SHORT TASK
Copy each line of the entries that contains the word "Tổng".
== WORKING DATA ==
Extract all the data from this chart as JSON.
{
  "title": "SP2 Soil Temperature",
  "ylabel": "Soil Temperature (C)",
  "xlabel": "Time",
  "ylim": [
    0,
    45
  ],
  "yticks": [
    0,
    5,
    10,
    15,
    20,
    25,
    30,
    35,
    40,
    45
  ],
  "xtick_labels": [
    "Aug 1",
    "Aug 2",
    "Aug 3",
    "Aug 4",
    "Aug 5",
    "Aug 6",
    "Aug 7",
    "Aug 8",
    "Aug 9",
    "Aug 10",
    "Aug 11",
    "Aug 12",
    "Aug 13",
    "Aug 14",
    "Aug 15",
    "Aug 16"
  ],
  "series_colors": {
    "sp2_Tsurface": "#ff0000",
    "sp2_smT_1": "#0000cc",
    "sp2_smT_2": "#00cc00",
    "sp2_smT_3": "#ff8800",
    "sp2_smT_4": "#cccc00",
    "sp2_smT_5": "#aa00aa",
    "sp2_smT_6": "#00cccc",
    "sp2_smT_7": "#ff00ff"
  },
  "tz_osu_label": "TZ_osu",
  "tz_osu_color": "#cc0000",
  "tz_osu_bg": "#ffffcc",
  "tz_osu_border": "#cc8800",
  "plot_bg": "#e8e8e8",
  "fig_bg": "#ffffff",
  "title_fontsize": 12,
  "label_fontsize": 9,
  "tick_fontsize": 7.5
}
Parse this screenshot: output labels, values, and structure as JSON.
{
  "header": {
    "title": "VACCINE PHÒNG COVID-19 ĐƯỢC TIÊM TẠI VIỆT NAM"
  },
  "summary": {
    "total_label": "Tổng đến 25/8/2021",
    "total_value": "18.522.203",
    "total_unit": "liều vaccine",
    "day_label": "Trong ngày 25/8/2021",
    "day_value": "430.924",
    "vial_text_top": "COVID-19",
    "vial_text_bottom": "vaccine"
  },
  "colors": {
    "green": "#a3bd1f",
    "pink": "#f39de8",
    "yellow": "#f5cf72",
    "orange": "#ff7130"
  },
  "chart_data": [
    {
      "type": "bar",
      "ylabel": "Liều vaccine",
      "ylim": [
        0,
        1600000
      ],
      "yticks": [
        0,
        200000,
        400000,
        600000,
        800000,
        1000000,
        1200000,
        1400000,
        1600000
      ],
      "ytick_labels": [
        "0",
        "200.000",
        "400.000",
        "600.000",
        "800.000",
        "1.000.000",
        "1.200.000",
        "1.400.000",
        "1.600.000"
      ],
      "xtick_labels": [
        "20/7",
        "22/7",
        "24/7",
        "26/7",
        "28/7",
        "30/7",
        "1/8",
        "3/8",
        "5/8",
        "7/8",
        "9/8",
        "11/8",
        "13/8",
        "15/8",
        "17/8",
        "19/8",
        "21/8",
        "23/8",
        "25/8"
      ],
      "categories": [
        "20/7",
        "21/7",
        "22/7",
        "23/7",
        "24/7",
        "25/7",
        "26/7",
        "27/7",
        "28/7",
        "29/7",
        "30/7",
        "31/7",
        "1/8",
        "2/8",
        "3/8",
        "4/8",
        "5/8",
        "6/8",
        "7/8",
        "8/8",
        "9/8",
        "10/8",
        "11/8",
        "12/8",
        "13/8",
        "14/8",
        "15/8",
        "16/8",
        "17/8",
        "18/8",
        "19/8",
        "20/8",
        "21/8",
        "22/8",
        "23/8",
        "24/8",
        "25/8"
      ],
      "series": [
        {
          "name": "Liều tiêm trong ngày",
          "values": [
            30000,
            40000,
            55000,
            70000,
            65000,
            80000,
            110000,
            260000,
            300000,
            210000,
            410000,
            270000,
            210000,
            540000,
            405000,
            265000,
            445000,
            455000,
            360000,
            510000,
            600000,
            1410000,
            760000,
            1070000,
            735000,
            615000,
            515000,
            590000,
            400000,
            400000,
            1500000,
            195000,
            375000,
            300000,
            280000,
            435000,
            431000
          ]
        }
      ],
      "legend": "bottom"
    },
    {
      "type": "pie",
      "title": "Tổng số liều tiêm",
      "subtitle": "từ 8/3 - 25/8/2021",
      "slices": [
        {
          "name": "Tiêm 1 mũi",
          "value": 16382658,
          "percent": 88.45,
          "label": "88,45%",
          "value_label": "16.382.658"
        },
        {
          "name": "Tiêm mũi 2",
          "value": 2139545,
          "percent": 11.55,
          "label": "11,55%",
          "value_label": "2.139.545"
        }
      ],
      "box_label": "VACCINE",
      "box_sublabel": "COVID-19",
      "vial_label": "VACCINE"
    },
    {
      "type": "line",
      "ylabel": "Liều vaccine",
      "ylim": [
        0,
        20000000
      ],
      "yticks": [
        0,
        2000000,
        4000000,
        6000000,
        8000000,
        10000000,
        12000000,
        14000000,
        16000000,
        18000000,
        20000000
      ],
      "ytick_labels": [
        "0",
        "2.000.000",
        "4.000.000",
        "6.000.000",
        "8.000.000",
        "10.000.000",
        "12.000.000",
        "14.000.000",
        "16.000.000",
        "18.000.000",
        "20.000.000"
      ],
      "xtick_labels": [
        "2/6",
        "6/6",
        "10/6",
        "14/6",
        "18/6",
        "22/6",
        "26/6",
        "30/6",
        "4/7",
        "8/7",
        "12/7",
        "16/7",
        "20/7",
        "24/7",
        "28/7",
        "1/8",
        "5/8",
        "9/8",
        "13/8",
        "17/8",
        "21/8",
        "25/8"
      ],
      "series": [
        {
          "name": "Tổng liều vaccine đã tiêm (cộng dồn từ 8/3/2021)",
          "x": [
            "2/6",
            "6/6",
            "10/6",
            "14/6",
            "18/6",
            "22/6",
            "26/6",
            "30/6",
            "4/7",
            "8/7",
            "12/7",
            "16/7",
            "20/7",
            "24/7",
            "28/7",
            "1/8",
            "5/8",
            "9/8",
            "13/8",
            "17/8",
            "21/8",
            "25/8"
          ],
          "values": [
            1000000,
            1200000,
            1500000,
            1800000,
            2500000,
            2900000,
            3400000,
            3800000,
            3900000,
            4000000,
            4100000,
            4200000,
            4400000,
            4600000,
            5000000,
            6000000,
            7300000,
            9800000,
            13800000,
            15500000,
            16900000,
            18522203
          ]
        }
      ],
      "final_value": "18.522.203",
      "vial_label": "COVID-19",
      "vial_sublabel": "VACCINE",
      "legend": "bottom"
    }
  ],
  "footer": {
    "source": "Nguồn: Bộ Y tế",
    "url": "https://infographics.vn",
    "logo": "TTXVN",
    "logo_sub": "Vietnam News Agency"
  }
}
===
== WORKING DATA ==
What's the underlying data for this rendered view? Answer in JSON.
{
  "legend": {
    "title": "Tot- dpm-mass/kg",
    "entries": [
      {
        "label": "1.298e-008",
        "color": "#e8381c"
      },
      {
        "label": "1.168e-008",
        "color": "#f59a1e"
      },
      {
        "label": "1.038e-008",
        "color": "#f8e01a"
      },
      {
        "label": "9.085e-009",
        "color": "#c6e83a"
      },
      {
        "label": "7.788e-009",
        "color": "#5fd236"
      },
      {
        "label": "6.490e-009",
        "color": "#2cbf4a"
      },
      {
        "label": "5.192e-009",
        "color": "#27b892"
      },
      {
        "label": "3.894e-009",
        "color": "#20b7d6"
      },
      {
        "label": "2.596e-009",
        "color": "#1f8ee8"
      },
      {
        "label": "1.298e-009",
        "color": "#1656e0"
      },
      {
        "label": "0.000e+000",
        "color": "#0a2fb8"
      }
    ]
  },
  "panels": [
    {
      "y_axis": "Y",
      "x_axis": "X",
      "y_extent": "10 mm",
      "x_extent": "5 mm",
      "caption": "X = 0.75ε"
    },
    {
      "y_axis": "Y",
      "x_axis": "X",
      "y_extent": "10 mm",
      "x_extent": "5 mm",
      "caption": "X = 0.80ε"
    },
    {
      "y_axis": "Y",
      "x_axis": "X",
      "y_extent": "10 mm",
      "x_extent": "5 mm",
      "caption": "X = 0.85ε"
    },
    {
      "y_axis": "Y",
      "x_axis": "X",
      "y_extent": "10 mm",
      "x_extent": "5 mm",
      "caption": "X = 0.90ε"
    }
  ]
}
===
TASK OUTPUT
    "total_label": "Tổng đến 25/8/2021",
      "title": "Tổng số liều tiêm",
          "name": "Tổng liều vaccine đã tiêm (cộng dồn từ 8/3/2021)",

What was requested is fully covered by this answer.